Dataset records.
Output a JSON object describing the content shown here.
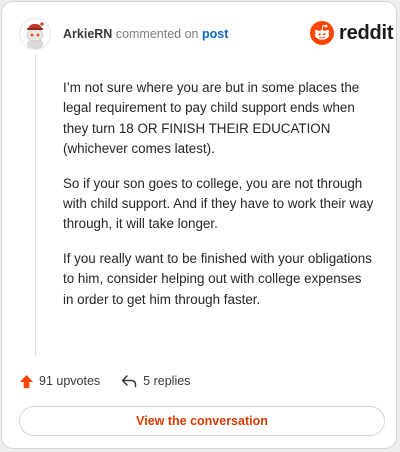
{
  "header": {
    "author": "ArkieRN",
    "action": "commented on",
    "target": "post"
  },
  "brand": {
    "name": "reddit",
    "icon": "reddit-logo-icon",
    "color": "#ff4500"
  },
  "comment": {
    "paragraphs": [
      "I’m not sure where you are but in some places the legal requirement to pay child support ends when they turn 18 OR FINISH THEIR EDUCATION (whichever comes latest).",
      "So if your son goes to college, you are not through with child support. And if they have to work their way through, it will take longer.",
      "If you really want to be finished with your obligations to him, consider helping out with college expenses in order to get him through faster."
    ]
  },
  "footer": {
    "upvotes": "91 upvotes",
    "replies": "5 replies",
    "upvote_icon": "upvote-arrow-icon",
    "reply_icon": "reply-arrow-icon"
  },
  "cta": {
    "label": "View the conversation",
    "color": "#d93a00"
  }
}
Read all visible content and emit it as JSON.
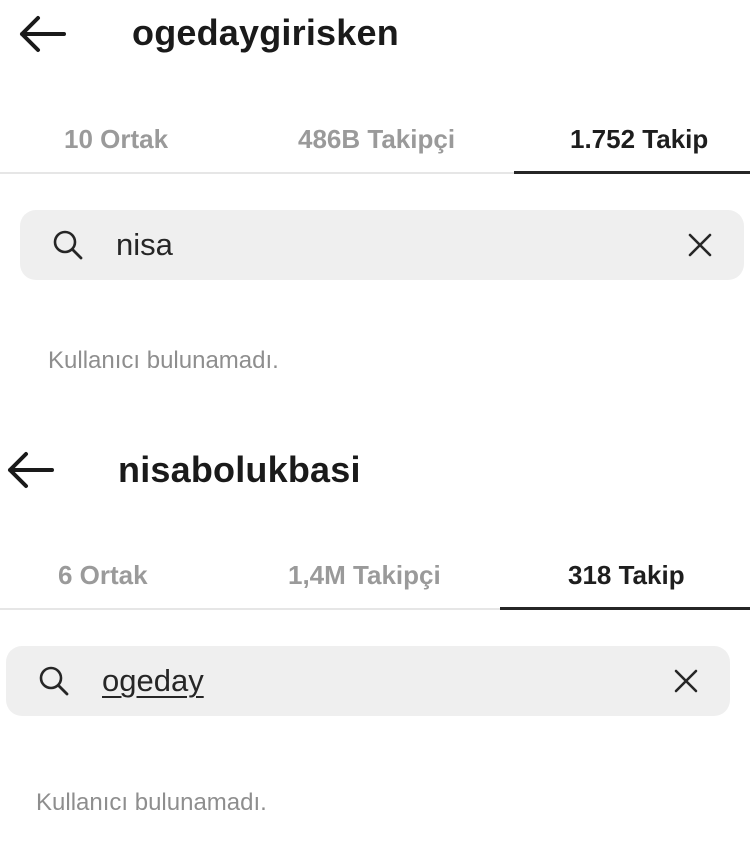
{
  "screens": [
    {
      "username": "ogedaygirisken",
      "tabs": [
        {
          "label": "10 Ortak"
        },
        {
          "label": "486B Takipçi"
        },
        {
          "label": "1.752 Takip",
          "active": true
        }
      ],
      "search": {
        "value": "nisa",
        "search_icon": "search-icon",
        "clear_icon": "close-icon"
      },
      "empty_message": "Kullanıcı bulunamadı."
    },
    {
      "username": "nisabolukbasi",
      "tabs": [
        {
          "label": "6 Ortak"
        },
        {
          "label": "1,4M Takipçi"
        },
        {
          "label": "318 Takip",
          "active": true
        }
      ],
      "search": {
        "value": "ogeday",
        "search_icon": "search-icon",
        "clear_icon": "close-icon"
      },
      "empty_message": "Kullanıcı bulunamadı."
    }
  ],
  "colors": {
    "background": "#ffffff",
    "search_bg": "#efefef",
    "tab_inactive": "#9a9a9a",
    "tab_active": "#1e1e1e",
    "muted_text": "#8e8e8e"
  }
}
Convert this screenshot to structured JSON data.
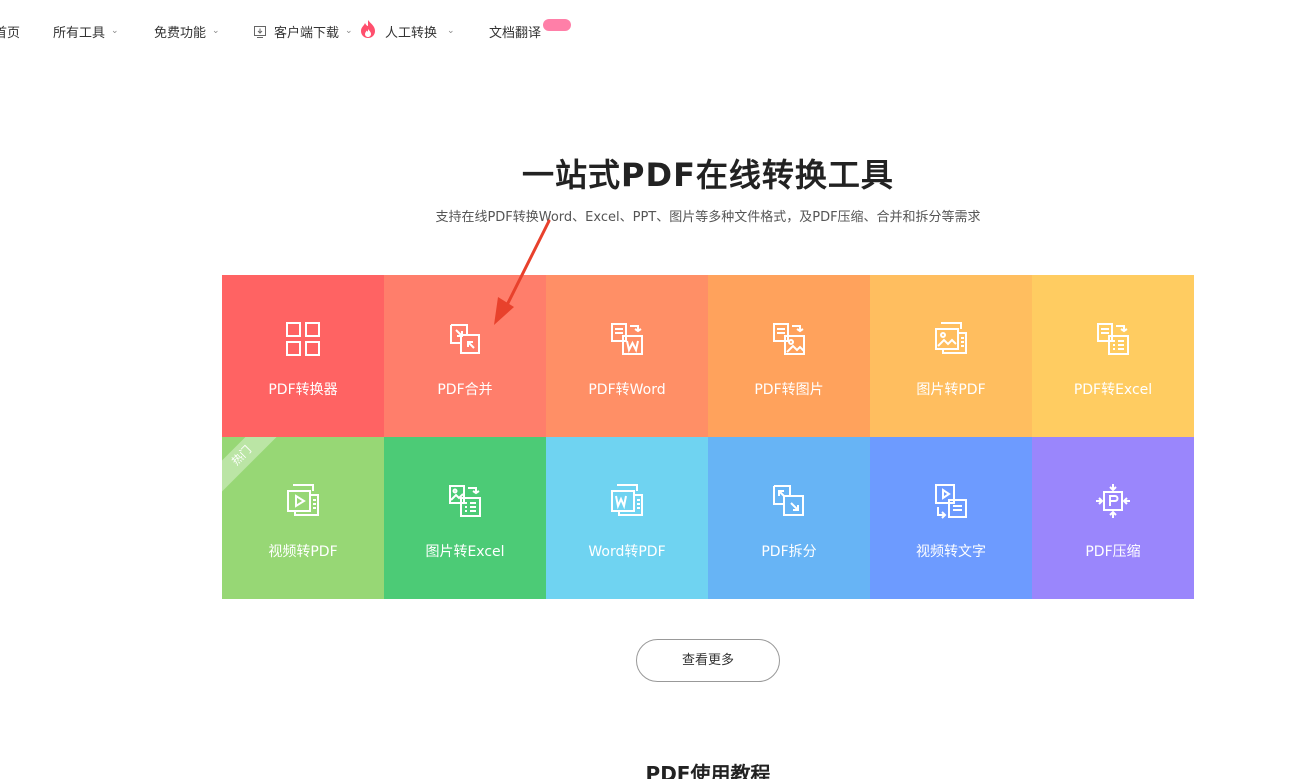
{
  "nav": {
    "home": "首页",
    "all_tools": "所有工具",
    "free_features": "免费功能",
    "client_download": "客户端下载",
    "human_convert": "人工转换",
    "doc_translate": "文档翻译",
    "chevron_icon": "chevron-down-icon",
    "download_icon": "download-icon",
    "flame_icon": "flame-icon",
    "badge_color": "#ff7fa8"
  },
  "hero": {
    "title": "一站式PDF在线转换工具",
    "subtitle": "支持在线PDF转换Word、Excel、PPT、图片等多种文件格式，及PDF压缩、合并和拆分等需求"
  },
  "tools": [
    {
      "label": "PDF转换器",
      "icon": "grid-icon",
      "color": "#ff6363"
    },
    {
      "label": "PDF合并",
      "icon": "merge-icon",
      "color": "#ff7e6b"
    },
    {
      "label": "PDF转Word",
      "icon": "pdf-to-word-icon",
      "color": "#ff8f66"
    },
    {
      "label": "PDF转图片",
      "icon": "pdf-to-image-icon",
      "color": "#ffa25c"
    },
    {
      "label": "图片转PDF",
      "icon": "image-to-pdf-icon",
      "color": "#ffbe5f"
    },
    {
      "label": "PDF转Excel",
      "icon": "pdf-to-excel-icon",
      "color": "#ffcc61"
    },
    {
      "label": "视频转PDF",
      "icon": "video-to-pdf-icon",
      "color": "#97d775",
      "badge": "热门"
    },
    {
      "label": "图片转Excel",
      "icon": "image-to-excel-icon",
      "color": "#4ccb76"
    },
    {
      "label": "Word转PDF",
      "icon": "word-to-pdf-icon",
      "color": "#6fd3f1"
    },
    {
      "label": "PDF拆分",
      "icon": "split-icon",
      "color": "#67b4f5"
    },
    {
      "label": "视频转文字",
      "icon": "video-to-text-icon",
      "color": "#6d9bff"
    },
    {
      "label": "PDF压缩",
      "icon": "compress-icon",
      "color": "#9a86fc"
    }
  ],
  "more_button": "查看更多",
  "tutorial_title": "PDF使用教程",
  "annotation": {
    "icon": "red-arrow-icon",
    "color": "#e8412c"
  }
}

Do this. Set down all the entries exactly as they appear, but skip any pictures.

Task answer.
Output a JSON object describing the content shown here.
{
  "header": {
    "author": "ArkieRN",
    "action": "commented on",
    "target": "post"
  },
  "brand": {
    "name": "reddit",
    "icon": "reddit-logo-icon",
    "color": "#ff4500"
  },
  "comment": {
    "paragraphs": [
      "I’m not sure where you are but in some places the legal requirement to pay child support ends when they turn 18 OR FINISH THEIR EDUCATION (whichever comes latest).",
      "So if your son goes to college, you are not through with child support. And if they have to work their way through, it will take longer.",
      "If you really want to be finished with your obligations to him, consider helping out with college expenses in order to get him through faster."
    ]
  },
  "footer": {
    "upvotes": "91 upvotes",
    "replies": "5 replies",
    "upvote_icon": "upvote-arrow-icon",
    "reply_icon": "reply-arrow-icon"
  },
  "cta": {
    "label": "View the conversation",
    "color": "#d93a00"
  }
}
Read all visible content and emit it as JSON.
{
  "screens": [
    {
      "username": "ogedaygirisken",
      "tabs": [
        {
          "label": "10 Ortak"
        },
        {
          "label": "486B Takipçi"
        },
        {
          "label": "1.752 Takip",
          "active": true
        }
      ],
      "search": {
        "value": "nisa",
        "search_icon": "search-icon",
        "clear_icon": "close-icon"
      },
      "empty_message": "Kullanıcı bulunamadı."
    },
    {
      "username": "nisabolukbasi",
      "tabs": [
        {
          "label": "6 Ortak"
        },
        {
          "label": "1,4M Takipçi"
        },
        {
          "label": "318 Takip",
          "active": true
        }
      ],
      "search": {
        "value": "ogeday",
        "search_icon": "search-icon",
        "clear_icon": "close-icon"
      },
      "empty_message": "Kullanıcı bulunamadı."
    }
  ],
  "colors": {
    "background": "#ffffff",
    "search_bg": "#efefef",
    "tab_inactive": "#9a9a9a",
    "tab_active": "#1e1e1e",
    "muted_text": "#8e8e8e"
  }
}
Convert this screenshot to structured JSON data.
{
  "nav": {
    "home": "首页",
    "all_tools": "所有工具",
    "free_features": "免费功能",
    "client_download": "客户端下载",
    "human_convert": "人工转换",
    "doc_translate": "文档翻译",
    "chevron_icon": "chevron-down-icon",
    "download_icon": "download-icon",
    "flame_icon": "flame-icon",
    "badge_color": "#ff7fa8"
  },
  "hero": {
    "title": "一站式PDF在线转换工具",
    "subtitle": "支持在线PDF转换Word、Excel、PPT、图片等多种文件格式，及PDF压缩、合并和拆分等需求"
  },
  "tools": [
    {
      "label": "PDF转换器",
      "icon": "grid-icon",
      "color": "#ff6363"
    },
    {
      "label": "PDF合并",
      "icon": "merge-icon",
      "color": "#ff7e6b"
    },
    {
      "label": "PDF转Word",
      "icon": "pdf-to-word-icon",
      "color": "#ff8f66"
    },
    {
      "label": "PDF转图片",
      "icon": "pdf-to-image-icon",
      "color": "#ffa25c"
    },
    {
      "label": "图片转PDF",
      "icon": "image-to-pdf-icon",
      "color": "#ffbe5f"
    },
    {
      "label": "PDF转Excel",
      "icon": "pdf-to-excel-icon",
      "color": "#ffcc61"
    },
    {
      "label": "视频转PDF",
      "icon": "video-to-pdf-icon",
      "color": "#97d775",
      "badge": "热门"
    },
    {
      "label": "图片转Excel",
      "icon": "image-to-excel-icon",
      "color": "#4ccb76"
    },
    {
      "label": "Word转PDF",
      "icon": "word-to-pdf-icon",
      "color": "#6fd3f1"
    },
    {
      "label": "PDF拆分",
      "icon": "split-icon",
      "color": "#67b4f5"
    },
    {
      "label": "视频转文字",
      "icon": "video-to-text-icon",
      "color": "#6d9bff"
    },
    {
      "label": "PDF压缩",
      "icon": "compress-icon",
      "color": "#9a86fc"
    }
  ],
  "more_button": "查看更多",
  "tutorial_title": "PDF使用教程",
  "annotation": {
    "icon": "red-arrow-icon",
    "color": "#e8412c"
  }
}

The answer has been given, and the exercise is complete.